## Exercise directions
Return each entry exactly, with none missing.

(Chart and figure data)
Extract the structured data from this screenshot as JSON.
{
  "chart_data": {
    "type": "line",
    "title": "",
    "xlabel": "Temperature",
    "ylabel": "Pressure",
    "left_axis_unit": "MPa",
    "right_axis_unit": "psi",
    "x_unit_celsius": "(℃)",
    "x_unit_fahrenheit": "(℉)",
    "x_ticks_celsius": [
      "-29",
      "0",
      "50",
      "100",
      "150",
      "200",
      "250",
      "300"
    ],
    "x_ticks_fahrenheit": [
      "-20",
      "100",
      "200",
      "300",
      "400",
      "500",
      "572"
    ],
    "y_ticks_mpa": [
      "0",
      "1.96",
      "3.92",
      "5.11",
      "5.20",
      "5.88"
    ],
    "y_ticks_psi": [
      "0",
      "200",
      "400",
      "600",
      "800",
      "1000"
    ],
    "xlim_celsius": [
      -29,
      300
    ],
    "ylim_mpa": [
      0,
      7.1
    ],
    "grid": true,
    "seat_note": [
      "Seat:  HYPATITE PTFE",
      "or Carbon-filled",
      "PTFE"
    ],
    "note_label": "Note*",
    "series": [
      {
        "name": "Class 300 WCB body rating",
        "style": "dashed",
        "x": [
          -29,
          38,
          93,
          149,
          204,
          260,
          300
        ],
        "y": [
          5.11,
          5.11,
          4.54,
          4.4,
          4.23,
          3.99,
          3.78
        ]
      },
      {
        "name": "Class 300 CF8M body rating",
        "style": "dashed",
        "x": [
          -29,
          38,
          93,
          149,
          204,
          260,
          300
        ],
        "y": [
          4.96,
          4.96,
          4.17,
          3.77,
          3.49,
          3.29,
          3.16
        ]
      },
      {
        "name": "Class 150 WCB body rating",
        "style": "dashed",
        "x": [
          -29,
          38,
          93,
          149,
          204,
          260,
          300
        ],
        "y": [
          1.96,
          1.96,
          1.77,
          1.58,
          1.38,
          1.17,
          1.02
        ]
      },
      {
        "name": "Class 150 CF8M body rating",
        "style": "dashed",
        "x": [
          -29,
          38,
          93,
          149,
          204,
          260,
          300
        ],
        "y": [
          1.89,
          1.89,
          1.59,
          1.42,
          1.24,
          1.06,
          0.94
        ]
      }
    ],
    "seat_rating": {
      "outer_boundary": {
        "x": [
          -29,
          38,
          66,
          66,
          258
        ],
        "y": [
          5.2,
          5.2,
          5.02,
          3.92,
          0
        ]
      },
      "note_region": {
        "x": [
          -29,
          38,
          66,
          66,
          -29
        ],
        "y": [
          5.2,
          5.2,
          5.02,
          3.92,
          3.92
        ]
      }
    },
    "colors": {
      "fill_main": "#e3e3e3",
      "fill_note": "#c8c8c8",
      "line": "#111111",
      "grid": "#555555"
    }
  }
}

## Reply to the task
Extract the structured data from this screenshot as JSON.
{
  "chart_data": {
    "type": "line",
    "title": "",
    "xlabel": "Temperature",
    "ylabel": "Pressure",
    "left_axis_unit": "MPa",
    "right_axis_unit": "psi",
    "x_unit_celsius": "(℃)",
    "x_unit_fahrenheit": "(℉)",
    "x_ticks_celsius": [
      "-29",
      "0",
      "50",
      "100",
      "150",
      "200",
      "250",
      "300"
    ],
    "x_ticks_fahrenheit": [
      "-20",
      "100",
      "200",
      "300",
      "400",
      "500",
      "572"
    ],
    "y_ticks_mpa": [
      "0",
      "1.96",
      "3.92",
      "5.11",
      "5.20",
      "5.88"
    ],
    "y_ticks_psi": [
      "0",
      "200",
      "400",
      "600",
      "800",
      "1000"
    ],
    "xlim_celsius": [
      -29,
      300
    ],
    "ylim_mpa": [
      0,
      7.1
    ],
    "grid": true,
    "seat_note": [
      "Seat:  HYPATITE PTFE",
      "or Carbon-filled",
      "PTFE"
    ],
    "note_label": "Note*",
    "series": [
      {
        "name": "Class 300 WCB body rating",
        "style": "dashed",
        "x": [
          -29,
          38,
          93,
          149,
          204,
          260,
          300
        ],
        "y": [
          5.11,
          5.11,
          4.54,
          4.4,
          4.23,
          3.99,
          3.78
        ]
      },
      {
        "name": "Class 300 CF8M body rating",
        "style": "dashed",
        "x": [
          -29,
          38,
          93,
          149,
          204,
          260,
          300
        ],
        "y": [
          4.96,
          4.96,
          4.17,
          3.77,
          3.49,
          3.29,
          3.16
        ]
      },
      {
        "name": "Class 150 WCB body rating",
        "style": "dashed",
        "x": [
          -29,
          38,
          93,
          149,
          204,
          260,
          300
        ],
        "y": [
          1.96,
          1.96,
          1.77,
          1.58,
          1.38,
          1.17,
          1.02
        ]
      },
      {
        "name": "Class 150 CF8M body rating",
        "style": "dashed",
        "x": [
          -29,
          38,
          93,
          149,
          204,
          260,
          300
        ],
        "y": [
          1.89,
          1.89,
          1.59,
          1.42,
          1.24,
          1.06,
          0.94
        ]
      }
    ],
    "seat_rating": {
      "outer_boundary": {
        "x": [
          -29,
          38,
          66,
          66,
          258
        ],
        "y": [
          5.2,
          5.2,
          5.02,
          3.92,
          0
        ]
      },
      "note_region": {
        "x": [
          -29,
          38,
          66,
          66,
          -29
        ],
        "y": [
          5.2,
          5.2,
          5.02,
          3.92,
          3.92
        ]
      }
    },
    "colors": {
      "fill_main": "#e3e3e3",
      "fill_note": "#c8c8c8",
      "line": "#111111",
      "grid": "#555555"
    }
  }
}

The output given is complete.